Instructions for the task -> All of the lines below are to be transcribed faithfully, with pictures excluded from the copy.

<<<<

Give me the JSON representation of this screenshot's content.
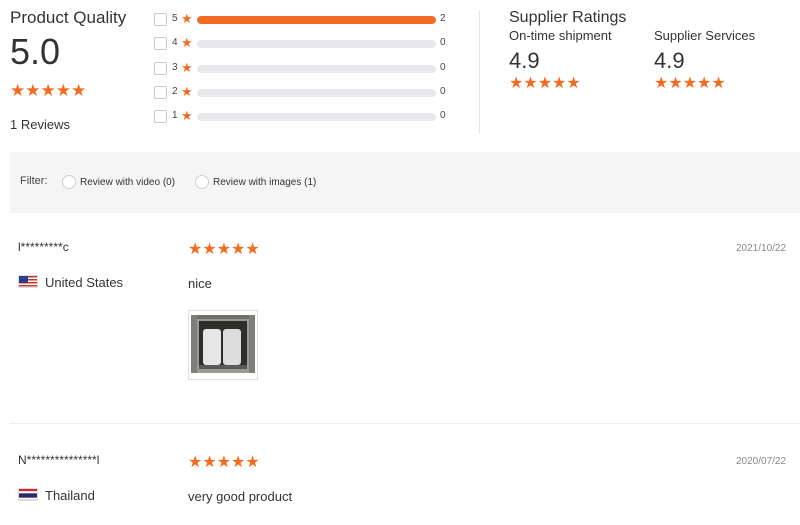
{
  "colors": {
    "accent": "#f26b21",
    "track": "#e8e8ec",
    "filter_bg": "#f5f5f5"
  },
  "product_quality": {
    "title": "Product Quality",
    "score": "5.0",
    "stars": "★★★★★",
    "reviews_label": "1 Reviews",
    "distribution": [
      {
        "stars": "5",
        "count": "2",
        "fraction": 1.0
      },
      {
        "stars": "4",
        "count": "0",
        "fraction": 0
      },
      {
        "stars": "3",
        "count": "0",
        "fraction": 0
      },
      {
        "stars": "2",
        "count": "0",
        "fraction": 0
      },
      {
        "stars": "1",
        "count": "0",
        "fraction": 0
      }
    ]
  },
  "supplier_ratings": {
    "title": "Supplier Ratings",
    "items": [
      {
        "label": "On-time shipment",
        "score": "4.9",
        "stars": "★★★★★"
      },
      {
        "label": "Supplier Services",
        "score": "4.9",
        "stars": "★★★★★"
      }
    ]
  },
  "filter": {
    "label": "Filter:",
    "options": [
      {
        "label": "Review with video (0)"
      },
      {
        "label": "Review with images (1)"
      }
    ]
  },
  "reviews": [
    {
      "user": "l*********c",
      "country": "United States",
      "flag_icon": "us-flag-icon",
      "stars": "★★★★★",
      "date": "2021/10/22",
      "text": "nice",
      "has_image": true
    },
    {
      "user": "N***************l",
      "country": "Thailand",
      "flag_icon": "thailand-flag-icon",
      "stars": "★★★★★",
      "date": "2020/07/22",
      "text": "very good product",
      "has_image": false
    }
  ]
}
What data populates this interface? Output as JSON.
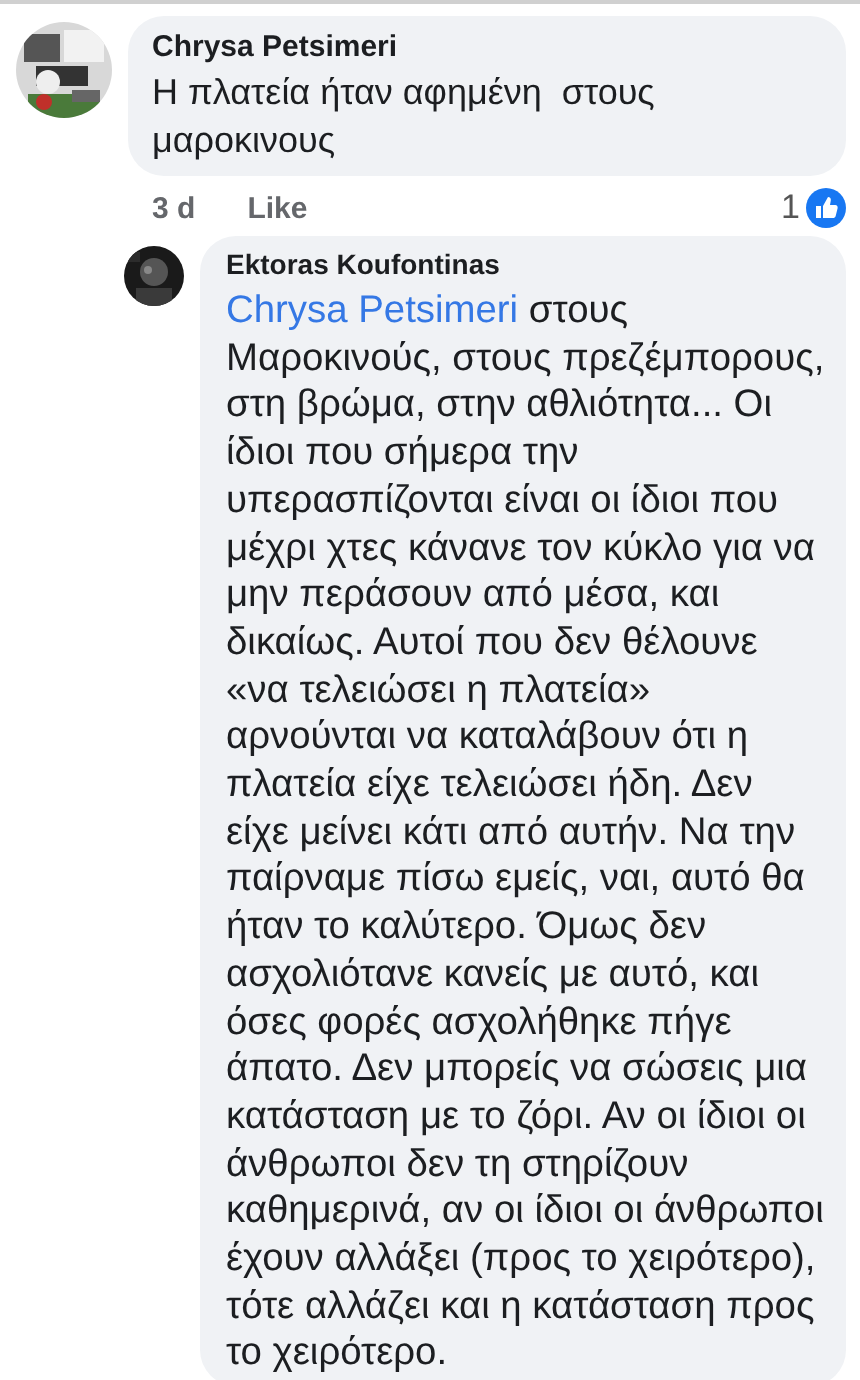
{
  "comment": {
    "author": "Chrysa Petsimeri",
    "text": "Η πλατεία ήταν αφημένη  στους μαροκινους",
    "time": "3 d",
    "like_label": "Like",
    "reaction_count": "1"
  },
  "reply": {
    "author": "Ektoras Koufontinas",
    "mention": "Chrysa Petsimeri",
    "text": "στους Μαροκινούς, στους πρεζέμπορους, στη βρώμα, στην αθλιότητα... Οι ίδιοι που σήμερα την υπερασπίζονται είναι οι ίδιοι που μέχρι χτες κάνανε τον κύκλο για να μην περάσουν από μέσα, και δικαίως. Αυτοί που δεν θέλουνε «να τελειώσει η πλατεία» αρνούνται να καταλάβουν ότι η πλατεία είχε τελειώσει ήδη. Δεν είχε μείνει κάτι από αυτήν. Να την παίρναμε πίσω εμείς, ναι, αυτό θα ήταν το καλύτερο. Όμως δεν ασχολιότανε κανείς με αυτό, και όσες φορές ασχολήθηκε πήγε άπατο. Δεν μπορείς να σώσεις μια κατάσταση με το ζόρι. Αν οι ίδιοι οι άνθρωποι δεν τη στηρίζουν καθημερινά, αν οι ίδιοι οι άνθρωποι έχουν αλλάξει (προς το χειρότερο), τότε αλλάζει και η κατάσταση προς το χειρότερο."
  }
}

>>>>

Answer for this exercise ->
Give me the JSON representation of this screenshot's content.
{
  "colors": {
    "accent": "#f26b21",
    "track": "#e8e8ec",
    "filter_bg": "#f5f5f5"
  },
  "product_quality": {
    "title": "Product Quality",
    "score": "5.0",
    "stars": "★★★★★",
    "reviews_label": "1 Reviews",
    "distribution": [
      {
        "stars": "5",
        "count": "2",
        "fraction": 1.0
      },
      {
        "stars": "4",
        "count": "0",
        "fraction": 0
      },
      {
        "stars": "3",
        "count": "0",
        "fraction": 0
      },
      {
        "stars": "2",
        "count": "0",
        "fraction": 0
      },
      {
        "stars": "1",
        "count": "0",
        "fraction": 0
      }
    ]
  },
  "supplier_ratings": {
    "title": "Supplier Ratings",
    "items": [
      {
        "label": "On-time shipment",
        "score": "4.9",
        "stars": "★★★★★"
      },
      {
        "label": "Supplier Services",
        "score": "4.9",
        "stars": "★★★★★"
      }
    ]
  },
  "filter": {
    "label": "Filter:",
    "options": [
      {
        "label": "Review with video (0)"
      },
      {
        "label": "Review with images (1)"
      }
    ]
  },
  "reviews": [
    {
      "user": "l*********c",
      "country": "United States",
      "flag_icon": "us-flag-icon",
      "stars": "★★★★★",
      "date": "2021/10/22",
      "text": "nice",
      "has_image": true
    },
    {
      "user": "N***************l",
      "country": "Thailand",
      "flag_icon": "thailand-flag-icon",
      "stars": "★★★★★",
      "date": "2020/07/22",
      "text": "very good product",
      "has_image": false
    }
  ]
}
What data populates this interface? Output as JSON.
{
  "comment": {
    "author": "Chrysa Petsimeri",
    "text": "Η πλατεία ήταν αφημένη  στους μαροκινους",
    "time": "3 d",
    "like_label": "Like",
    "reaction_count": "1"
  },
  "reply": {
    "author": "Ektoras Koufontinas",
    "mention": "Chrysa Petsimeri",
    "text": "στους Μαροκινούς, στους πρεζέμπορους, στη βρώμα, στην αθλιότητα... Οι ίδιοι που σήμερα την υπερασπίζονται είναι οι ίδιοι που μέχρι χτες κάνανε τον κύκλο για να μην περάσουν από μέσα, και δικαίως. Αυτοί που δεν θέλουνε «να τελειώσει η πλατεία» αρνούνται να καταλάβουν ότι η πλατεία είχε τελειώσει ήδη. Δεν είχε μείνει κάτι από αυτήν. Να την παίρναμε πίσω εμείς, ναι, αυτό θα ήταν το καλύτερο. Όμως δεν ασχολιότανε κανείς με αυτό, και όσες φορές ασχολήθηκε πήγε άπατο. Δεν μπορείς να σώσεις μια κατάσταση με το ζόρι. Αν οι ίδιοι οι άνθρωποι δεν τη στηρίζουν καθημερινά, αν οι ίδιοι οι άνθρωποι έχουν αλλάξει (προς το χειρότερο), τότε αλλάζει και η κατάσταση προς το χειρότερο."
  }
}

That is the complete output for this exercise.